*** Page extract ***

I do not usually write in the heat of the moment. I prefer distance, reflection, time. But there are moments when silence itself becomes a form of abdication.
I am an Evangelical Christian. I am sixty-seven years old. I belong to the fourth generation of Evangelicals in Chile, and if I include my children and grandchildren, my family now represents six generations living out this faith in this country. Evangelicals have known difficult times: periods of social marginalisation, moments when being Evangelical meant being invisible or irrelevant, even subject to ridicule. Yet, curiously, never before have I felt discriminated against because of my faith as I do now.
The recent appointment of Judith Marín as Minister for Women and Gender Equality has provoked a stir that goes far beyond legitimate political debate. I do not know her. I am not assessing here whether or not she has the necessary qualifications to hold the office. Nor am I defending her political views or her political identity. That is not my point. My concern lies elsewhere, and it is deeper and more troubling.
I have observed carefully how a significant portion of the criticism directed at her does not focus on her professional background or her capacity for public administration, but rather on her religious identity. She is questioned, disqualified, and caricatured for being Evangelical, as though that fact alone rendered her automatically unfit, dangerous, or unworthy of holding public office. In some discourses, explicit or implicit, Evangelical Christian faith is portrayed as a threat to democratic life, as an awkward residue that ought to be excluded from the public sphere.

*** The data ***

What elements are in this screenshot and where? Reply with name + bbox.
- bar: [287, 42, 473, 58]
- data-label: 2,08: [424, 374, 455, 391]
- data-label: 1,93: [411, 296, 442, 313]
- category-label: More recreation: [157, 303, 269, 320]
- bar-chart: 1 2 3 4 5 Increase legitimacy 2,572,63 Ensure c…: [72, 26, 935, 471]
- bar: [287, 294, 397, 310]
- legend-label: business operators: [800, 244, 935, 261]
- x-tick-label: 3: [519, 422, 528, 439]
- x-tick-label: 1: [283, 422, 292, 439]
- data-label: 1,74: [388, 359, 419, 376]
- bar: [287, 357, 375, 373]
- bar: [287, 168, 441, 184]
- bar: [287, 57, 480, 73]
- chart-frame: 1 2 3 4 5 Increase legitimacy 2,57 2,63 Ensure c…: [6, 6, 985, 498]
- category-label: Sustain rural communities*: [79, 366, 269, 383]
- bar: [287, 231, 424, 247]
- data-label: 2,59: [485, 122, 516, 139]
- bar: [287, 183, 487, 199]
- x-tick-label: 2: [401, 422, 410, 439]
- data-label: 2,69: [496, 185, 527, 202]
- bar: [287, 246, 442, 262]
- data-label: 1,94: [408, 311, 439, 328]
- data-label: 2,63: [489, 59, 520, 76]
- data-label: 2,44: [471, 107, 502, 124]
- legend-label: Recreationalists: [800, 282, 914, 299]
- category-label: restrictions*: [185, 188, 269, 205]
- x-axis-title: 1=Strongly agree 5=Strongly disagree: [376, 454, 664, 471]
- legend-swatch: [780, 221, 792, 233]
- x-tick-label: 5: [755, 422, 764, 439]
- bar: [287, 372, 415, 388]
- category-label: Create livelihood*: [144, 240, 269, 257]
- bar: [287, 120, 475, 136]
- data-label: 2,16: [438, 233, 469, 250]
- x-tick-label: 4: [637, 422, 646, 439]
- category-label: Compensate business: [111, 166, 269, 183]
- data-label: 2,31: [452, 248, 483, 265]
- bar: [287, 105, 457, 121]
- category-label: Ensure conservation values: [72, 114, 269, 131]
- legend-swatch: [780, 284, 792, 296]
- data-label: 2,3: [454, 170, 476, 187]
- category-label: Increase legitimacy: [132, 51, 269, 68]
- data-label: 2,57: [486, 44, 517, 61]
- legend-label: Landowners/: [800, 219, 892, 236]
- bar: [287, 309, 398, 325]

***

• **Study questions**:
A: Reproduce the passage of the essay on Evangelical faith, everything from "I am an Evangelical" down to "as I do now.".
B: According to the essay on Evangelical faith, to what post was Judith Marín recently appointed?

• **Response list**:
A:
I am an Evangelical Christian. I am sixty-seven years old. I belong to the fourth generation of Evangelicals in Chile, and if I include my children and grandchildren, my family now represents six generations living out this faith in this country. Evangelicals have known difficult times: periods of social marginalisation, moments when being Evangelical meant being invisible or irrelevant, even subject to ridicule. Yet, curiously, never before have I felt discriminated against because of my faith as I do now.

B: Minister for Women and Gender Equality